* **TO BE DONE**
In the material below, list every line carrying the string "учёта".
════════
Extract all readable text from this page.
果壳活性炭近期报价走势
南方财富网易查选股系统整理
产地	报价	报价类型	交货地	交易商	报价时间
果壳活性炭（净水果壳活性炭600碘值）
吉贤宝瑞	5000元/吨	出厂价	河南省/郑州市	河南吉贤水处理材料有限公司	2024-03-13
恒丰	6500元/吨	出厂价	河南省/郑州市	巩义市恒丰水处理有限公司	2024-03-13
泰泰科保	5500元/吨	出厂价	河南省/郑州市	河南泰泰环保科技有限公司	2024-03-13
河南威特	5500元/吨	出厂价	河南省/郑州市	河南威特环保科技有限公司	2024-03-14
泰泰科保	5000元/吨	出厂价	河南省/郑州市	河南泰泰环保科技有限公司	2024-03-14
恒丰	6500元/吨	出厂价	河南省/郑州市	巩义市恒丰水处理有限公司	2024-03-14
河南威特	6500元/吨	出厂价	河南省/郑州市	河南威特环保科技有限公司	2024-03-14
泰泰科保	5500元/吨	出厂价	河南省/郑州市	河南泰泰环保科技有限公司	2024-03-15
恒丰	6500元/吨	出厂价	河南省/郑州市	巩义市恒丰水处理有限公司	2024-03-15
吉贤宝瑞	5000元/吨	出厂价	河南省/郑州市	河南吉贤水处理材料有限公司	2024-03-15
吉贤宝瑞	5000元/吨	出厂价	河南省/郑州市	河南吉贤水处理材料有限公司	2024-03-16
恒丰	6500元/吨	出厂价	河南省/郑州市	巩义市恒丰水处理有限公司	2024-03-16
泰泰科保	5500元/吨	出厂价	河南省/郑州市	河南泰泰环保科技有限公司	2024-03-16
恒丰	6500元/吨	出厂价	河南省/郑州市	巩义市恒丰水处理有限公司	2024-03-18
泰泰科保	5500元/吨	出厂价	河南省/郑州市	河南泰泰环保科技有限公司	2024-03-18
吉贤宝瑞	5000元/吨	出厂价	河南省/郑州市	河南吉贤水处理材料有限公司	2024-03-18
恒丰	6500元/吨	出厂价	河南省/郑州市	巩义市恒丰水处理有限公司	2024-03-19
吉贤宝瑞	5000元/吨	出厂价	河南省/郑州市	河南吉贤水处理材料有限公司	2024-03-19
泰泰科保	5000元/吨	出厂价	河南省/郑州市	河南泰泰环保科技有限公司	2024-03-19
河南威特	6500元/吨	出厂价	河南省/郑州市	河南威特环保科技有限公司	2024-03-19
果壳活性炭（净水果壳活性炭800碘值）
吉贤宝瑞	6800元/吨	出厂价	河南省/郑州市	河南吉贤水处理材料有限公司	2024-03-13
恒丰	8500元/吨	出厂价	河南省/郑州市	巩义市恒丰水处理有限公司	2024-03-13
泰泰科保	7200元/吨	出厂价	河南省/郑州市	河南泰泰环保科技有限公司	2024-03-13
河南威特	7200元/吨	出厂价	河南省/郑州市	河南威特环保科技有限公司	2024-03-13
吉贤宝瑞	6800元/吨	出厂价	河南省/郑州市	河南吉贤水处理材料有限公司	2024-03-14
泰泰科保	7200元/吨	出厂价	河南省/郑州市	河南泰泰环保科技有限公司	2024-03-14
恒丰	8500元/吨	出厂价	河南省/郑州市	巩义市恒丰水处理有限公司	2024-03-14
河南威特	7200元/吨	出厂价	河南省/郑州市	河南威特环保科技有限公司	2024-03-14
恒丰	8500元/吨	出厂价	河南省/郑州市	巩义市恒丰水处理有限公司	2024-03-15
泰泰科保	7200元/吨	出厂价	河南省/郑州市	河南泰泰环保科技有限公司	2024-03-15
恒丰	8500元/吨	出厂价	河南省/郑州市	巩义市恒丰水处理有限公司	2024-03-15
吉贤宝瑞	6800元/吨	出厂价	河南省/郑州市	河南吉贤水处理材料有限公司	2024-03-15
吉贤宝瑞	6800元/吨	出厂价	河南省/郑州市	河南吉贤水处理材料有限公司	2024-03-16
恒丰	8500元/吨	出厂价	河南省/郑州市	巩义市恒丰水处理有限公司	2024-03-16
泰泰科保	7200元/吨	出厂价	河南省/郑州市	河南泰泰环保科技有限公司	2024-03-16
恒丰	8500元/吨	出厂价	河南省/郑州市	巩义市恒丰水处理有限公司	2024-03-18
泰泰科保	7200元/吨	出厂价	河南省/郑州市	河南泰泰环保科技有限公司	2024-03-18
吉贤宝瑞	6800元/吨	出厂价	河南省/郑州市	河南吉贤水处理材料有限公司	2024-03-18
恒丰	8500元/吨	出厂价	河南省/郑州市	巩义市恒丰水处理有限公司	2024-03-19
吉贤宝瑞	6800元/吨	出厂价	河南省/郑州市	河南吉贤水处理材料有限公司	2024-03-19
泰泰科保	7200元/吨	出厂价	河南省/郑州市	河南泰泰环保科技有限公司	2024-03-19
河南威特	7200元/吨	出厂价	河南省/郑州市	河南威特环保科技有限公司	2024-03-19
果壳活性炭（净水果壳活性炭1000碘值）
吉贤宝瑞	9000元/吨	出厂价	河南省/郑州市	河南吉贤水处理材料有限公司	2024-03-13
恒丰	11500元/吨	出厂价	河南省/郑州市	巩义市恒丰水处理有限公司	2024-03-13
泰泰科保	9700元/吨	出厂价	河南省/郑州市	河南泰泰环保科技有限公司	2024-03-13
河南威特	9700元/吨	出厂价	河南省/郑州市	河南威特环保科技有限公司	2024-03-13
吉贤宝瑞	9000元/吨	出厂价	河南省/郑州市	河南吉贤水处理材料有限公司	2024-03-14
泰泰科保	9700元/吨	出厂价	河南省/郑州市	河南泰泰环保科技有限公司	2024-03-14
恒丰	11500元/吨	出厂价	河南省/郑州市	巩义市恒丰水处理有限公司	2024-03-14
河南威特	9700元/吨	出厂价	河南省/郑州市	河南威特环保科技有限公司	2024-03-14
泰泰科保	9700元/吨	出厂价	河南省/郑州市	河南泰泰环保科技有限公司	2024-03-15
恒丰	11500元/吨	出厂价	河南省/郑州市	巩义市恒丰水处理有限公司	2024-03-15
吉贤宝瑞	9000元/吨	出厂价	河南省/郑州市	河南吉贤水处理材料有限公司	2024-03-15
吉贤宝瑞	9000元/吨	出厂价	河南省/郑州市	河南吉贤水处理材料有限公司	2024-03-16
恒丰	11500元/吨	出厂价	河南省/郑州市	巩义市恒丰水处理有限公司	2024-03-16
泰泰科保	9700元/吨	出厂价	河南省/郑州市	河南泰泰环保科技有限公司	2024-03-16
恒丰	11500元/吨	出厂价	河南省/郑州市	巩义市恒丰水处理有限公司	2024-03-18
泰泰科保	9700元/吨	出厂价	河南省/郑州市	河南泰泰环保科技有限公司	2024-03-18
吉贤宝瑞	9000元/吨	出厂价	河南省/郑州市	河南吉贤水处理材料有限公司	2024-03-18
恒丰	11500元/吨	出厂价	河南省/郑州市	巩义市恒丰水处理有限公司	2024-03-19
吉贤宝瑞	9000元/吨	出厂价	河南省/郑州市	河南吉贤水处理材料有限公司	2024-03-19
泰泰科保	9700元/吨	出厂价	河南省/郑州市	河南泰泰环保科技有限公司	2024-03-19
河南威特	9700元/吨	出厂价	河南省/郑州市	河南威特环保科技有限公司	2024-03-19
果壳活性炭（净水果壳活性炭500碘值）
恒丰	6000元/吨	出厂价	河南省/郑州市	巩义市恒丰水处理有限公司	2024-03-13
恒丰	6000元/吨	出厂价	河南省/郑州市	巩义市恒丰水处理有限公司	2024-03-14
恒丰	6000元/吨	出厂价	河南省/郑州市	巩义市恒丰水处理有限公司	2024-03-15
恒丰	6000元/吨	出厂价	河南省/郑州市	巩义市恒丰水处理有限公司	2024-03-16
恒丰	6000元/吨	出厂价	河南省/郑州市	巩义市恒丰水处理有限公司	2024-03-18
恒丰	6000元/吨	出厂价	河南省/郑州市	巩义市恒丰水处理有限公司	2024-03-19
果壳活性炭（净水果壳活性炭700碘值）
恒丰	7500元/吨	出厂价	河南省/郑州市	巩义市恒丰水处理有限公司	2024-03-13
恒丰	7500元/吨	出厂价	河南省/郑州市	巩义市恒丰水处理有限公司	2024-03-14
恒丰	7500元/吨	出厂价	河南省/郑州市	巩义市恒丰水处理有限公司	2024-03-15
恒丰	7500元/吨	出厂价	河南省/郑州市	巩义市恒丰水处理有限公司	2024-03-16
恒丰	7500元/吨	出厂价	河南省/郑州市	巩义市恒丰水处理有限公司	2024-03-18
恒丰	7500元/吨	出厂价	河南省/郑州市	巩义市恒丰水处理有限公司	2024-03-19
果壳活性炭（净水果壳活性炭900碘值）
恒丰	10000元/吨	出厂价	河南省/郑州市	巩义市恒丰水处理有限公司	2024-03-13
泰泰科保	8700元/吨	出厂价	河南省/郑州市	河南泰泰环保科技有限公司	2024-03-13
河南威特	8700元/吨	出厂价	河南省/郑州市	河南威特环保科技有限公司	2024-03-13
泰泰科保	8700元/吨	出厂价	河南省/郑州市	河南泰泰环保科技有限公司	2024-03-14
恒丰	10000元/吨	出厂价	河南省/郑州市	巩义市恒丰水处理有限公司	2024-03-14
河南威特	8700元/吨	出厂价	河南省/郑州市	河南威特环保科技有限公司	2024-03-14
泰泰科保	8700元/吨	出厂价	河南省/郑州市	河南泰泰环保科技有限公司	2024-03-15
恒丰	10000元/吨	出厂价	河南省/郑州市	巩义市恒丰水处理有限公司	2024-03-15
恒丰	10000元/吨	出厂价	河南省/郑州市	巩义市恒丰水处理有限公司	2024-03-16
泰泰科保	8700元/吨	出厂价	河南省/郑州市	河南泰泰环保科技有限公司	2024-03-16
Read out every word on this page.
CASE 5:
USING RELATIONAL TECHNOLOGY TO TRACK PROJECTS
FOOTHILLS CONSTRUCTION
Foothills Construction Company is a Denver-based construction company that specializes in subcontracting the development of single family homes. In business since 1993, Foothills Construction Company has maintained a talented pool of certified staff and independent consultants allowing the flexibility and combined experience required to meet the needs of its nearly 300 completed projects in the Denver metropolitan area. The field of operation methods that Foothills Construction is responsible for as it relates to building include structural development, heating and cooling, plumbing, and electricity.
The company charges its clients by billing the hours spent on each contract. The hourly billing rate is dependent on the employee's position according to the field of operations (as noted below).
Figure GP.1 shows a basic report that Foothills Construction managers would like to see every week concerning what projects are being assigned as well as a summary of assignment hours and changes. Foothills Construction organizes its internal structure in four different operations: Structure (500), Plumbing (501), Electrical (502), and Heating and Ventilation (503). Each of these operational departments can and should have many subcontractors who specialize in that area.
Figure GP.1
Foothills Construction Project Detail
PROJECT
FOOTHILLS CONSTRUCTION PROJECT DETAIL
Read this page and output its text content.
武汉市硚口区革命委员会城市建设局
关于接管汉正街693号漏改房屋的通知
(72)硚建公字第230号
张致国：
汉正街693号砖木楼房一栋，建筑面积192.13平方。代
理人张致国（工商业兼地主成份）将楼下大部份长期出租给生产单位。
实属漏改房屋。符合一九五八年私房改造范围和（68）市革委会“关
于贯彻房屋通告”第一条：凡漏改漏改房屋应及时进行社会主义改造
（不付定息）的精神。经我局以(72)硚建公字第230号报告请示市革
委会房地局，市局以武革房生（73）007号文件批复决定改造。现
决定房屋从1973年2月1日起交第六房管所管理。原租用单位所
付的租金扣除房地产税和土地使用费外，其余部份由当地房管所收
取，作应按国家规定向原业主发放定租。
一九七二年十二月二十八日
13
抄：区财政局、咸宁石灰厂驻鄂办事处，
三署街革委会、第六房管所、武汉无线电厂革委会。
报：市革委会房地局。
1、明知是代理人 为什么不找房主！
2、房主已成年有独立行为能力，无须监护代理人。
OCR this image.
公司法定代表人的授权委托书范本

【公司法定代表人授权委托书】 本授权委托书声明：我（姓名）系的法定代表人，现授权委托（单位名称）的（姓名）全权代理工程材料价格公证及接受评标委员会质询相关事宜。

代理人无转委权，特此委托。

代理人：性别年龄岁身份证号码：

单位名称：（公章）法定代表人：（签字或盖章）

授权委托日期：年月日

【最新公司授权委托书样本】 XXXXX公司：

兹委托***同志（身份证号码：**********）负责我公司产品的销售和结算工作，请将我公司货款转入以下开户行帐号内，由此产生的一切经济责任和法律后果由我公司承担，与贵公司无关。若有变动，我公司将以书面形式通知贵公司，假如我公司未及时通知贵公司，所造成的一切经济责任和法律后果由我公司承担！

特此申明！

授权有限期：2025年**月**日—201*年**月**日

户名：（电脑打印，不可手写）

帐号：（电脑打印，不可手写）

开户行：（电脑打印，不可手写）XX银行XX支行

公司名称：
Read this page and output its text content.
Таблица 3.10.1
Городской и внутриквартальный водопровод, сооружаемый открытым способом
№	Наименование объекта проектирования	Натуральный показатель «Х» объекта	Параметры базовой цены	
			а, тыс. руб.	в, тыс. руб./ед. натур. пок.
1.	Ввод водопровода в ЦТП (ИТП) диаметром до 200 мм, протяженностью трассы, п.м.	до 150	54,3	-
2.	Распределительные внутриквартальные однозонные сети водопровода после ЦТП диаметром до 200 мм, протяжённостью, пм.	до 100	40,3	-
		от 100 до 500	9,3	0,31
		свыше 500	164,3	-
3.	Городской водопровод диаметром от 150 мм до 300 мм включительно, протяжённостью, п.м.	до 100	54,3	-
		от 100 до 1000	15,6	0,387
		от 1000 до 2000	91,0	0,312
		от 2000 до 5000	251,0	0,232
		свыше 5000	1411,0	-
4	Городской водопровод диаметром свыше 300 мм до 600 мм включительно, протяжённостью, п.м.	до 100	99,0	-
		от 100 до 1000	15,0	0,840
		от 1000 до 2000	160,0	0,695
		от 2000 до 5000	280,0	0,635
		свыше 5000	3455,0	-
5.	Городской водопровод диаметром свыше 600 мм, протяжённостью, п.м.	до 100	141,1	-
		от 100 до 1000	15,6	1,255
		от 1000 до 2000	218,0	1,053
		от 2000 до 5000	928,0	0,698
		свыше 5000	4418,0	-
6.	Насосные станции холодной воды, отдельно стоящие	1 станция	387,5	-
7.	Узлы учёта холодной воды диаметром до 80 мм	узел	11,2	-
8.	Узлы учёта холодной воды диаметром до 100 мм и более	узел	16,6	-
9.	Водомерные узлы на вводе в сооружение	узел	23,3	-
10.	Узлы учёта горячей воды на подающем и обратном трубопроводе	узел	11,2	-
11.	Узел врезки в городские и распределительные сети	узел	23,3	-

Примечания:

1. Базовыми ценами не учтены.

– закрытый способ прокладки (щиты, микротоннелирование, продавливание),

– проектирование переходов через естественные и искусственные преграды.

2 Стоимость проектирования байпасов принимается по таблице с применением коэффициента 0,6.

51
════════
* **ANSWER TO THE PROBLEM**
7.	Узлы учёта холодной воды диаметром до 80 мм	узел	11,2	-
8.	Узлы учёта холодной воды диаметром до 100 мм и более	узел	16,6	-
10.	Узлы учёта горячей воды на подающем и обратном трубопроводе	узел	11,2	-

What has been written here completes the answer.